BEGIN RECORDS FOR THE EXERCISE
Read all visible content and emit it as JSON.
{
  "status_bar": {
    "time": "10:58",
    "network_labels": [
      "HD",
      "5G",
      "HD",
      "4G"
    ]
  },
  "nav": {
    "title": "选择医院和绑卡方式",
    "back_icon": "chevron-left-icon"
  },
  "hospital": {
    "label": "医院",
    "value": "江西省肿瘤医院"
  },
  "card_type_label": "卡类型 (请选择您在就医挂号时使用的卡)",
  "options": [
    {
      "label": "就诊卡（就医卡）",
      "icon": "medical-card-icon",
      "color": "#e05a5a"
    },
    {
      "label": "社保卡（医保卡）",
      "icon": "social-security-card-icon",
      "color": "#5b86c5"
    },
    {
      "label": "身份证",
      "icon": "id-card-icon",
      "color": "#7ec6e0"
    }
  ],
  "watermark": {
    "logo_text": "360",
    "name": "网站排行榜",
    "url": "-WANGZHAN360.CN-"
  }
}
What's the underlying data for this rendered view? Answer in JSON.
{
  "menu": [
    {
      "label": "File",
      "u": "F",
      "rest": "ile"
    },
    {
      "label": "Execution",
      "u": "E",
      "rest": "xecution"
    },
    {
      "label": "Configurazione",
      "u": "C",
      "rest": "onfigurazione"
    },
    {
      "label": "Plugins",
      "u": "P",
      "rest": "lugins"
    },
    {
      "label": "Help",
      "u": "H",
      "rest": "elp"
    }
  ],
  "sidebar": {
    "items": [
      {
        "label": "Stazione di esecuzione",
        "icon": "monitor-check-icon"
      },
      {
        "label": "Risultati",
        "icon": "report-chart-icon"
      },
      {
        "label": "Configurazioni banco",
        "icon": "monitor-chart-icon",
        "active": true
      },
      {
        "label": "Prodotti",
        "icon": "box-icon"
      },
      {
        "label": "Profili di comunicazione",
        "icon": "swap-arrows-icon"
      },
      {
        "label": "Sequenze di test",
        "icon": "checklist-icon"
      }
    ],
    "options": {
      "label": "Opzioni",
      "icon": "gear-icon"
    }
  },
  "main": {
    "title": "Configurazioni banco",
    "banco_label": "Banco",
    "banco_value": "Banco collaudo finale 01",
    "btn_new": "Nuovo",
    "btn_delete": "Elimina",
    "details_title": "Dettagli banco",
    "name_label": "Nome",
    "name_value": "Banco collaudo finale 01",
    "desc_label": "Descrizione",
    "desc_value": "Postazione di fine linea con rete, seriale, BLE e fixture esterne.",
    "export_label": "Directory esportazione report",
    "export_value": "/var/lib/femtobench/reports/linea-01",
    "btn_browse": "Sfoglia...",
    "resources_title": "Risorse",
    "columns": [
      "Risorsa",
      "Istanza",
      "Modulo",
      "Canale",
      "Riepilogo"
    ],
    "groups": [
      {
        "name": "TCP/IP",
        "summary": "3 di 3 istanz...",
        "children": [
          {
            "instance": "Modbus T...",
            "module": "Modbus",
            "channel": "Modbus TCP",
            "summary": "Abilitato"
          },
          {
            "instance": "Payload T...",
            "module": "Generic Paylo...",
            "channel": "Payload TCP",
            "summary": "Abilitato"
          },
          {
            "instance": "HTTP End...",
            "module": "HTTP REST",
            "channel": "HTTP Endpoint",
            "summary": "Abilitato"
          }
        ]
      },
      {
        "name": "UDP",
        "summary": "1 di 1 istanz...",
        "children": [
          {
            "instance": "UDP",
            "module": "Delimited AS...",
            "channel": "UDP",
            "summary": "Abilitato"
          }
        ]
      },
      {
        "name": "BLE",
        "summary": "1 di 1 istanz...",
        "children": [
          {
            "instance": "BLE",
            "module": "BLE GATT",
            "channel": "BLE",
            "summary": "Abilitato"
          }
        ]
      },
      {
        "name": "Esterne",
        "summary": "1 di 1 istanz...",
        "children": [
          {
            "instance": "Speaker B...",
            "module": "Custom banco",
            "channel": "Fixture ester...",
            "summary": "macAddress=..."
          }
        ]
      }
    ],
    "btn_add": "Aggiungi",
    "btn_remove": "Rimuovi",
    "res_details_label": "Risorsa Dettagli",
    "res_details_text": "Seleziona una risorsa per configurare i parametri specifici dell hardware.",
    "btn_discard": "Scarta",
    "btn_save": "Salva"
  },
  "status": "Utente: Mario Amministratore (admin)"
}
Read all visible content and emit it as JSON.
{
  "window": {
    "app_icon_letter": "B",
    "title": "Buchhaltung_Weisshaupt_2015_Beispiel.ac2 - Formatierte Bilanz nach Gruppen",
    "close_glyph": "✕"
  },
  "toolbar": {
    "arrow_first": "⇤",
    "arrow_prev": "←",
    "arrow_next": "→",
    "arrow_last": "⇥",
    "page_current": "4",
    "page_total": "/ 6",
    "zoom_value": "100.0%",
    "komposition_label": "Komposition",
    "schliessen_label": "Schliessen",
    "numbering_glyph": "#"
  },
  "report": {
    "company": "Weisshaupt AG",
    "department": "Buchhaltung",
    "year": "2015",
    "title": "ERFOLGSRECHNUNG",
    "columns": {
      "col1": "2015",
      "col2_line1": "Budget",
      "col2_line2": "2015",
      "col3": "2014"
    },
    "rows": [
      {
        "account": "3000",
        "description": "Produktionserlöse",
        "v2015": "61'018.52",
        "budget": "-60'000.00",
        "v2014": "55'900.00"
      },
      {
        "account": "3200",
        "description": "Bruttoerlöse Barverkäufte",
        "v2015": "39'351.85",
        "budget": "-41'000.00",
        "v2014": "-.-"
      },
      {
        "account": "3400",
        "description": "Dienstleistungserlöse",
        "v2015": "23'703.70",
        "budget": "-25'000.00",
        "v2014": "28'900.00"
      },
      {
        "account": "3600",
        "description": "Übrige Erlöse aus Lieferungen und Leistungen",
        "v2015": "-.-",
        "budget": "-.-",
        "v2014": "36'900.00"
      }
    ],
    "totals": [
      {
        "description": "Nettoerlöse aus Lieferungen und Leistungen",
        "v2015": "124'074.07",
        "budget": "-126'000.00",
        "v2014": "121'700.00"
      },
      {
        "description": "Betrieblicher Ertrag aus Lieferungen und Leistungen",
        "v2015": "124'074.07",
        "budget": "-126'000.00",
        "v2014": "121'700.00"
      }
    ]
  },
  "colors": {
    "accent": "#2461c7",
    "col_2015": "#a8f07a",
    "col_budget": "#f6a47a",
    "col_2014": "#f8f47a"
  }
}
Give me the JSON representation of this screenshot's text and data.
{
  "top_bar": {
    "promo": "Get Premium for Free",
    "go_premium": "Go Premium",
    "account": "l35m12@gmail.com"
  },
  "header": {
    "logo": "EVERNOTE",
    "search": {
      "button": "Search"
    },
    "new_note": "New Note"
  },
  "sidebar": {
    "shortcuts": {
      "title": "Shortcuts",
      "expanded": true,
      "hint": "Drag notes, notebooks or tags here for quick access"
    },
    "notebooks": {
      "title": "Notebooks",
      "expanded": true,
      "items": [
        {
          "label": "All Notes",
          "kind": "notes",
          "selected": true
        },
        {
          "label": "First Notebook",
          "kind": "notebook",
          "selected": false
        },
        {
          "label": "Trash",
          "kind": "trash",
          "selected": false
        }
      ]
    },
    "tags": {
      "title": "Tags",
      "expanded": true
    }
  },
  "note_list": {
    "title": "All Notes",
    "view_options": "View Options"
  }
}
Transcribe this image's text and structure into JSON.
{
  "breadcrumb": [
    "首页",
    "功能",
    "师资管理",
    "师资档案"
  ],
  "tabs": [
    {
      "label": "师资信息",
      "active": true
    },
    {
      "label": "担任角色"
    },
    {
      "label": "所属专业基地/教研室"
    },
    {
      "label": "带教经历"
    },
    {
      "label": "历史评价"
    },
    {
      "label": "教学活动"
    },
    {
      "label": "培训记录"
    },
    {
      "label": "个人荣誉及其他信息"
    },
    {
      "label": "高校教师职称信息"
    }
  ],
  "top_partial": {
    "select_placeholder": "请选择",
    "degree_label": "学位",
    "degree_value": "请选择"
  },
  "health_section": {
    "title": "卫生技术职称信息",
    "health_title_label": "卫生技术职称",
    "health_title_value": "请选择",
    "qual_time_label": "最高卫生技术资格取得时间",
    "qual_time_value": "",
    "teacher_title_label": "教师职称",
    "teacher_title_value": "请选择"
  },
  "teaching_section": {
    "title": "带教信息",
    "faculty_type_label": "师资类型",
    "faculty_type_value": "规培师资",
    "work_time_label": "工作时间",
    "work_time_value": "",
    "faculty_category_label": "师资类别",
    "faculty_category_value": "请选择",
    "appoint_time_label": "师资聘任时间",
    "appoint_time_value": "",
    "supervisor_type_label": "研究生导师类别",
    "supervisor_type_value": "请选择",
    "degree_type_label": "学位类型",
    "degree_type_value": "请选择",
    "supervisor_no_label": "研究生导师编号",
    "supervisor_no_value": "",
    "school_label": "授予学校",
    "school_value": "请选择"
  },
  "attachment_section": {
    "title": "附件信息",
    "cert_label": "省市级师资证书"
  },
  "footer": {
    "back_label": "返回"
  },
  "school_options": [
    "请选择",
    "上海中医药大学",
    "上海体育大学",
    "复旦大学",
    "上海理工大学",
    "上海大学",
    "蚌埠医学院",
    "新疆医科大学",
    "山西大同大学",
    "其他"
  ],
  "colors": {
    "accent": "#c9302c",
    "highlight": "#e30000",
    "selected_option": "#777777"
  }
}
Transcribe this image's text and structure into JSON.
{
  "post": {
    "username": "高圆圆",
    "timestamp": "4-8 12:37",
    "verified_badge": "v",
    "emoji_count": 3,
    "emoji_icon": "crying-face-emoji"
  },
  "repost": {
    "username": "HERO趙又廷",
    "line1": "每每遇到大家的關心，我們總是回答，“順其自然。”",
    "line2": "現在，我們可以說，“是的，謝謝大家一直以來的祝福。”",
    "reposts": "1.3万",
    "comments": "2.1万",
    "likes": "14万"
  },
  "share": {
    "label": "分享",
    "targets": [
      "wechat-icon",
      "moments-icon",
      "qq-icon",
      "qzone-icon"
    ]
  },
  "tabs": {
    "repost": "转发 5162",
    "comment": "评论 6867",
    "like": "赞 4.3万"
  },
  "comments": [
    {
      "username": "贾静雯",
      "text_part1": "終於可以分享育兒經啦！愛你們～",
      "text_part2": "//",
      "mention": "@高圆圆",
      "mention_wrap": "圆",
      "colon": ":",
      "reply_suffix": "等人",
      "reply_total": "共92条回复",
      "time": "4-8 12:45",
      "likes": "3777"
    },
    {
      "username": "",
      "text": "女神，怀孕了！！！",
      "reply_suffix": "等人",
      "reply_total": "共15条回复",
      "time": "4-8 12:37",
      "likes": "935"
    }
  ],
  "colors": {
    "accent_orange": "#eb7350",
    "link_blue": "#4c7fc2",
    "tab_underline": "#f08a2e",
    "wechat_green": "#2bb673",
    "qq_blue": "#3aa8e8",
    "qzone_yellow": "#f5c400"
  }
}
END RECORDS FOR THE EXERCISE
-- EXERCISE TASK --
Say how many lines of the listing above contain "this", with no other words.

-- ANSWER FOR THE TASK --
4